> Work instructions: Copy out each line that includes the word "yang".

> Input records:
>>>>

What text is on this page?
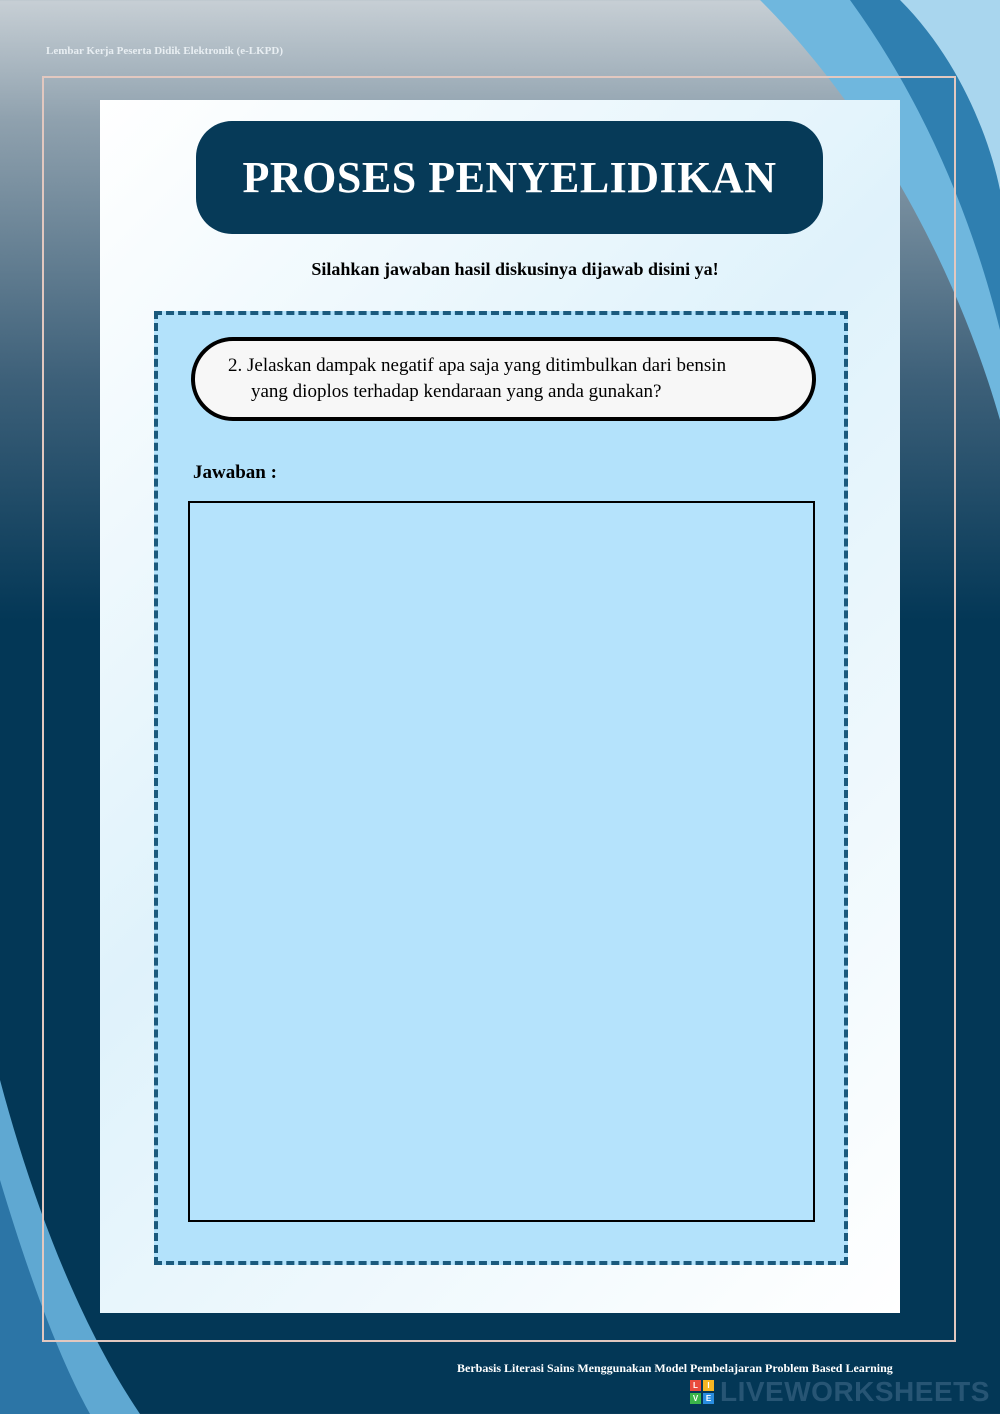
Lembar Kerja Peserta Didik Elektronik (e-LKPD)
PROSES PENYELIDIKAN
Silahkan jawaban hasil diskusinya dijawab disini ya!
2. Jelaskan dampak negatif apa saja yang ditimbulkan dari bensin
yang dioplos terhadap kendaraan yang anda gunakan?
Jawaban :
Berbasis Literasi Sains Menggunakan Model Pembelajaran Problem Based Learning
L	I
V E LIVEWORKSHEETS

<<<<
>>>>

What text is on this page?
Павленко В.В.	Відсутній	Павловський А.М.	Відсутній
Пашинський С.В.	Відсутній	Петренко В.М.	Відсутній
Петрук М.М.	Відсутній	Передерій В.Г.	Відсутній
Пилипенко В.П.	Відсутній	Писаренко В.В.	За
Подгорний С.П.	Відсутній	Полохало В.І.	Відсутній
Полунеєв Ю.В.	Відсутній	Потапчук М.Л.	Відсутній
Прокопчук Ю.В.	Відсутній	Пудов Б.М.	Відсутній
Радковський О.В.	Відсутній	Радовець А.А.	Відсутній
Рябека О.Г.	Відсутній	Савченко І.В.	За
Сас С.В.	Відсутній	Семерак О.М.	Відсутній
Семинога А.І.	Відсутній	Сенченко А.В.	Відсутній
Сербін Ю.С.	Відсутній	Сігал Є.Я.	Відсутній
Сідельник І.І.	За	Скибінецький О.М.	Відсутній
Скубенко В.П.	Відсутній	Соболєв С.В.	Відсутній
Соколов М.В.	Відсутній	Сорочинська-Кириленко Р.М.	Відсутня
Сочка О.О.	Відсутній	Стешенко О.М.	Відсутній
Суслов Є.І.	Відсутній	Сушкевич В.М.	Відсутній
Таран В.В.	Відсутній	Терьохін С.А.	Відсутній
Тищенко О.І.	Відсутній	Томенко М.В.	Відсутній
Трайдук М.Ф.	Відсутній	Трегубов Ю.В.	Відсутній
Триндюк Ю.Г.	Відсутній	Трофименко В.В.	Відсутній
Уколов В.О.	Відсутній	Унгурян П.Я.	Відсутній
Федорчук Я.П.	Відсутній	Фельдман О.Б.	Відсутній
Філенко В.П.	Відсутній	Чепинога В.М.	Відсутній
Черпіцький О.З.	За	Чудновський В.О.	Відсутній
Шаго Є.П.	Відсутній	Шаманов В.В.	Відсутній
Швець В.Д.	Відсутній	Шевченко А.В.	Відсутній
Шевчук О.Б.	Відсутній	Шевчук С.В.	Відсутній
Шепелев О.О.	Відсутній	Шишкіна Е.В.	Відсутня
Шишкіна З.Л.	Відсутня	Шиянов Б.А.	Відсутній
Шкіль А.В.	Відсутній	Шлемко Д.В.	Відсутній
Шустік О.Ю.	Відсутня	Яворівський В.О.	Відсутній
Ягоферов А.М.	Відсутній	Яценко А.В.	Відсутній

<<<<
>>>>

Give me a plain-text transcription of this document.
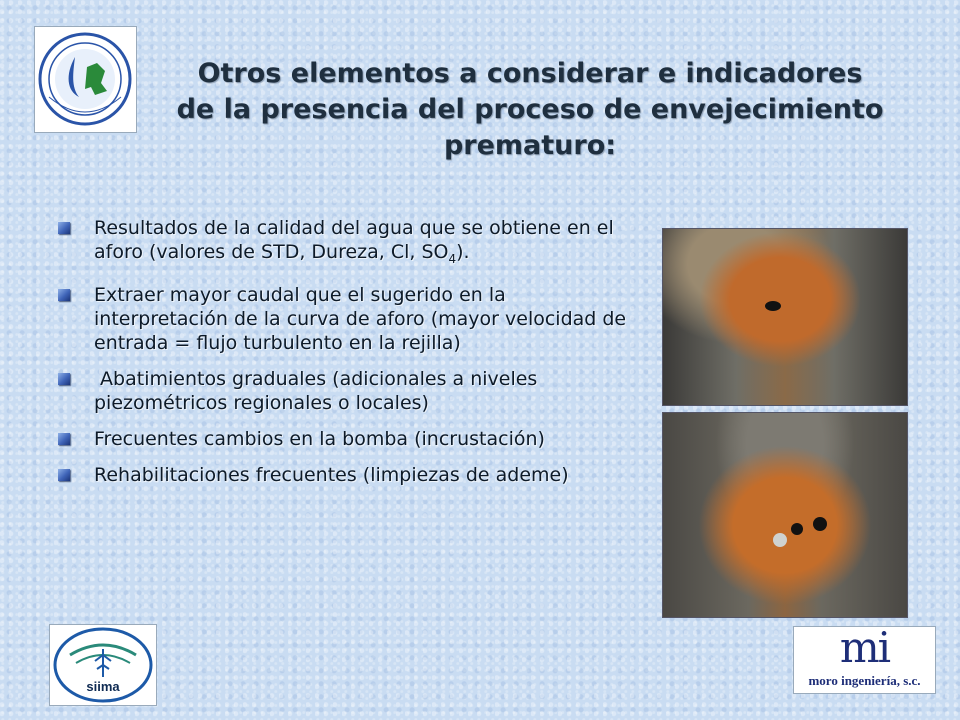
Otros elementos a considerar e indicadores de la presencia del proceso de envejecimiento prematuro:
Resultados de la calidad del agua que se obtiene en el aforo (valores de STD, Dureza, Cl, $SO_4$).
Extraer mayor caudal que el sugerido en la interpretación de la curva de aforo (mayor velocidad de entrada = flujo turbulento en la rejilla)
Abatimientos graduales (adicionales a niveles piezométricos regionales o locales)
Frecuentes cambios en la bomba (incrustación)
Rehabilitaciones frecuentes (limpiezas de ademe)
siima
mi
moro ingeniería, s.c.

<<<<

> Response below:
2. Jelaskan dampak negatif apa saja yang ditimbulkan dari bensin
yang dioplos terhadap kendaraan yang anda gunakan?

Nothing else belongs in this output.